Source data:
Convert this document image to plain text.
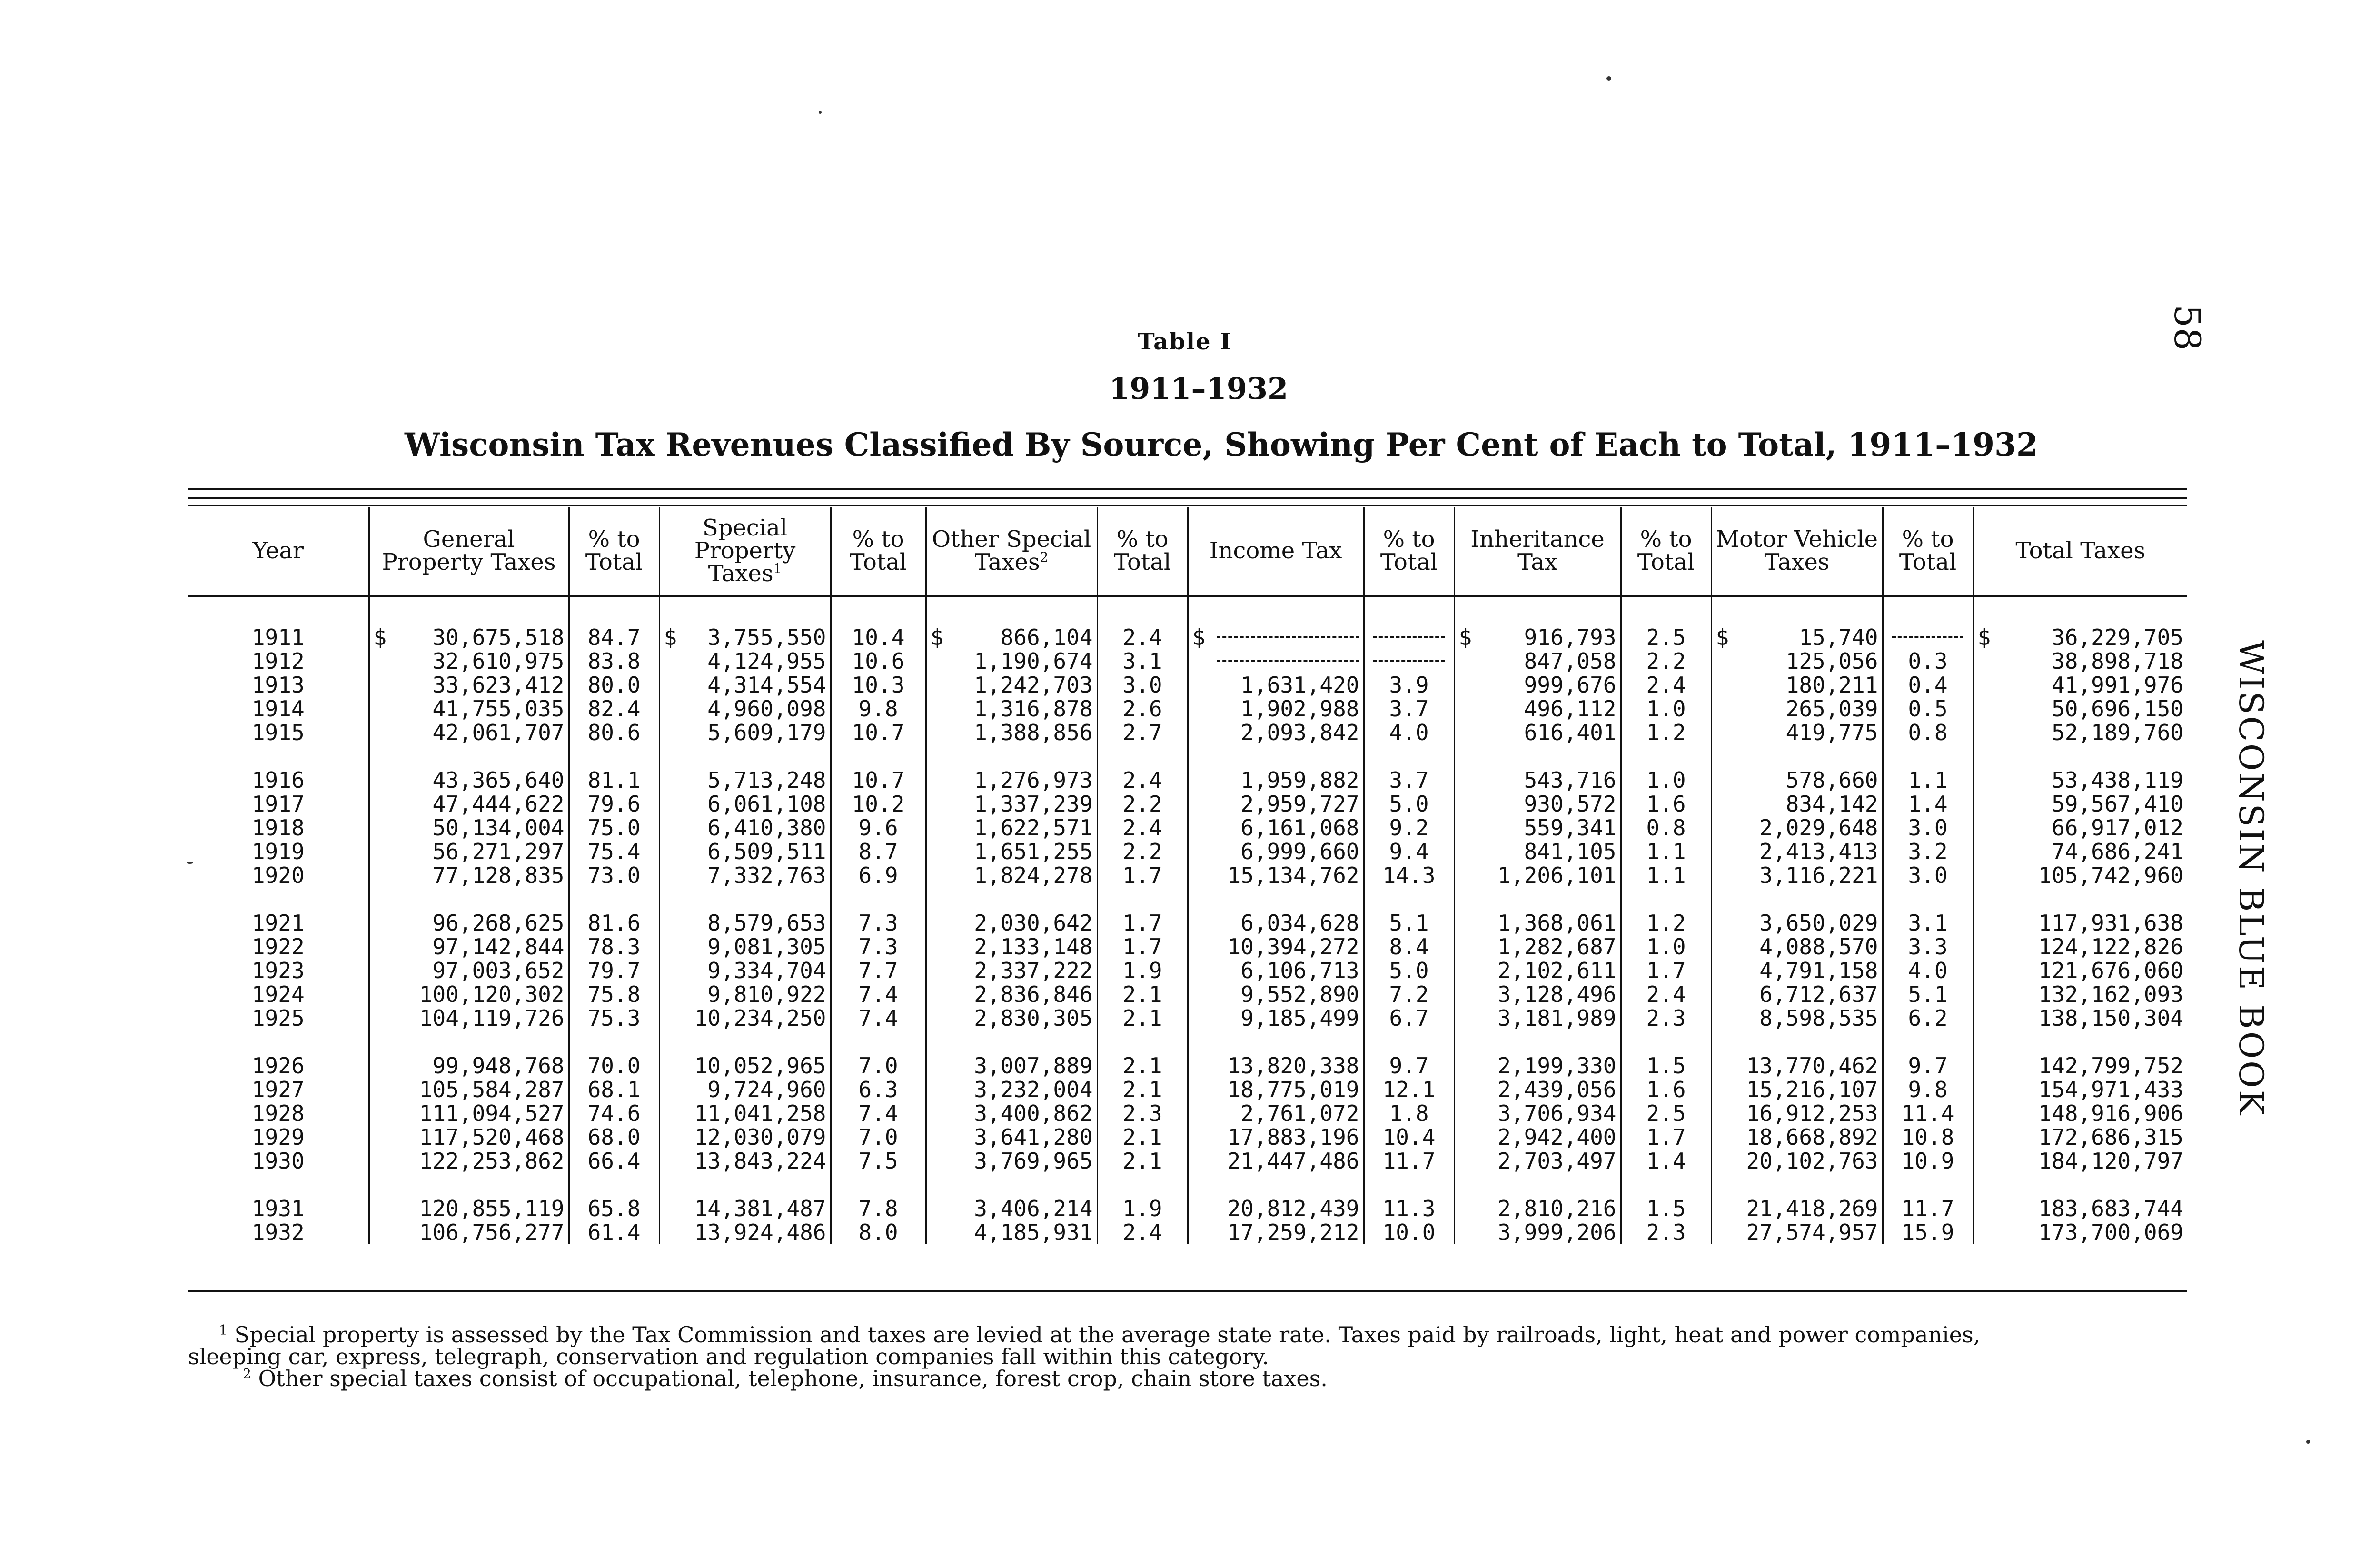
Table I
1911–1932
Wisconsin Tax Revenues Classified By Source, Showing Per Cent of Each to Total, 1911–1932
58
WISCONSIN BLUE BOOK
Year	General Property Taxes	% to Total	Special Property Taxes$^1$	% to Total	Other Special Taxes$^2$	% to Total	Income Tax	% to Total	Inheritance Tax	% to Total	Motor Vehicle Taxes	% to Total	Total Taxes
1911	$ 30,675,518	84.7	$ 3,755,550	10.4	$ 866,104	2.4	$		$ 916,793	2.5	$ 15,740		$ 36,229,705
1912	32,610,975	83.8	4,124,955	10.6	1,190,674	3.1			847,058	2.2	125,056	0.3	38,898,718
1913	33,623,412	80.0	4,314,554	10.3	1,242,703	3.0	1,631,420	3.9	999,676	2.4	180,211	0.4	41,991,976
1914	41,755,035	82.4	4,960,098	9.8	1,316,878	2.6	1,902,988	3.7	496,112	1.0	265,039	0.5	50,696,150
1915	42,061,707	80.6	5,609,179	10.7	1,388,856	2.7	2,093,842	4.0	616,401	1.2	419,775	0.8	52,189,760

1916	43,365,640	81.1	5,713,248	10.7	1,276,973	2.4	1,959,882	3.7	543,716	1.0	578,660	1.1	53,438,119
1917	47,444,622	79.6	6,061,108	10.2	1,337,239	2.2	2,959,727	5.0	930,572	1.6	834,142	1.4	59,567,410
1918	50,134,004	75.0	6,410,380	9.6	1,622,571	2.4	6,161,068	9.2	559,341	0.8	2,029,648	3.0	66,917,012
1919	56,271,297	75.4	6,509,511	8.7	1,651,255	2.2	6,999,660	9.4	841,105	1.1	2,413,413	3.2	74,686,241
1920	77,128,835	73.0	7,332,763	6.9	1,824,278	1.7	15,134,762	14.3	1,206,101	1.1	3,116,221	3.0	105,742,960

1921	96,268,625	81.6	8,579,653	7.3	2,030,642	1.7	6,034,628	5.1	1,368,061	1.2	3,650,029	3.1	117,931,638
1922	97,142,844	78.3	9,081,305	7.3	2,133,148	1.7	10,394,272	8.4	1,282,687	1.0	4,088,570	3.3	124,122,826
1923	97,003,652	79.7	9,334,704	7.7	2,337,222	1.9	6,106,713	5.0	2,102,611	1.7	4,791,158	4.0	121,676,060
1924	100,120,302	75.8	9,810,922	7.4	2,836,846	2.1	9,552,890	7.2	3,128,496	2.4	6,712,637	5.1	132,162,093
1925	104,119,726	75.3	10,234,250	7.4	2,830,305	2.1	9,185,499	6.7	3,181,989	2.3	8,598,535	6.2	138,150,304

1926	99,948,768	70.0	10,052,965	7.0	3,007,889	2.1	13,820,338	9.7	2,199,330	1.5	13,770,462	9.7	142,799,752
1927	105,584,287	68.1	9,724,960	6.3	3,232,004	2.1	18,775,019	12.1	2,439,056	1.6	15,216,107	9.8	154,971,433
1928	111,094,527	74.6	11,041,258	7.4	3,400,862	2.3	2,761,072	1.8	3,706,934	2.5	16,912,253	11.4	148,916,906
1929	117,520,468	68.0	12,030,079	7.0	3,641,280	2.1	17,883,196	10.4	2,942,400	1.7	18,668,892	10.8	172,686,315
1930	122,253,862	66.4	13,843,224	7.5	3,769,965	2.1	21,447,486	11.7	2,703,497	1.4	20,102,763	10.9	184,120,797

1931	120,855,119	65.8	14,381,487	7.8	3,406,214	1.9	20,812,439	11.3	2,810,216	1.5	21,418,269	11.7	183,683,744
1932	106,756,277	61.4	13,924,486	8.0	4,185,931	2.4	17,259,212	10.0	3,999,206	2.3	27,574,957	15.9	173,700,069
$^1$ Special property is assessed by the Tax Commission and taxes are levied at the average state rate. Taxes paid by railroads, light, heat and power companies,
sleeping car, express, telegraph, conservation and regulation companies fall within this category.
$^2$ Other special taxes consist of occupational, telephone, insurance, forest crop, chain store taxes.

Set exercise: Copy each line that holds the word "Total".

Solved exercise:
Wisconsin Tax Revenues Classified By Source, Showing Per Cent of Each to Total, 1911–1932
Year	General Property Taxes	% to Total	Special Property Taxes$^1$	% to Total	Other Special Taxes$^2$	% to Total	Income Tax	% to Total	Inheritance Tax	% to Total	Motor Vehicle Taxes	% to Total	Total Taxes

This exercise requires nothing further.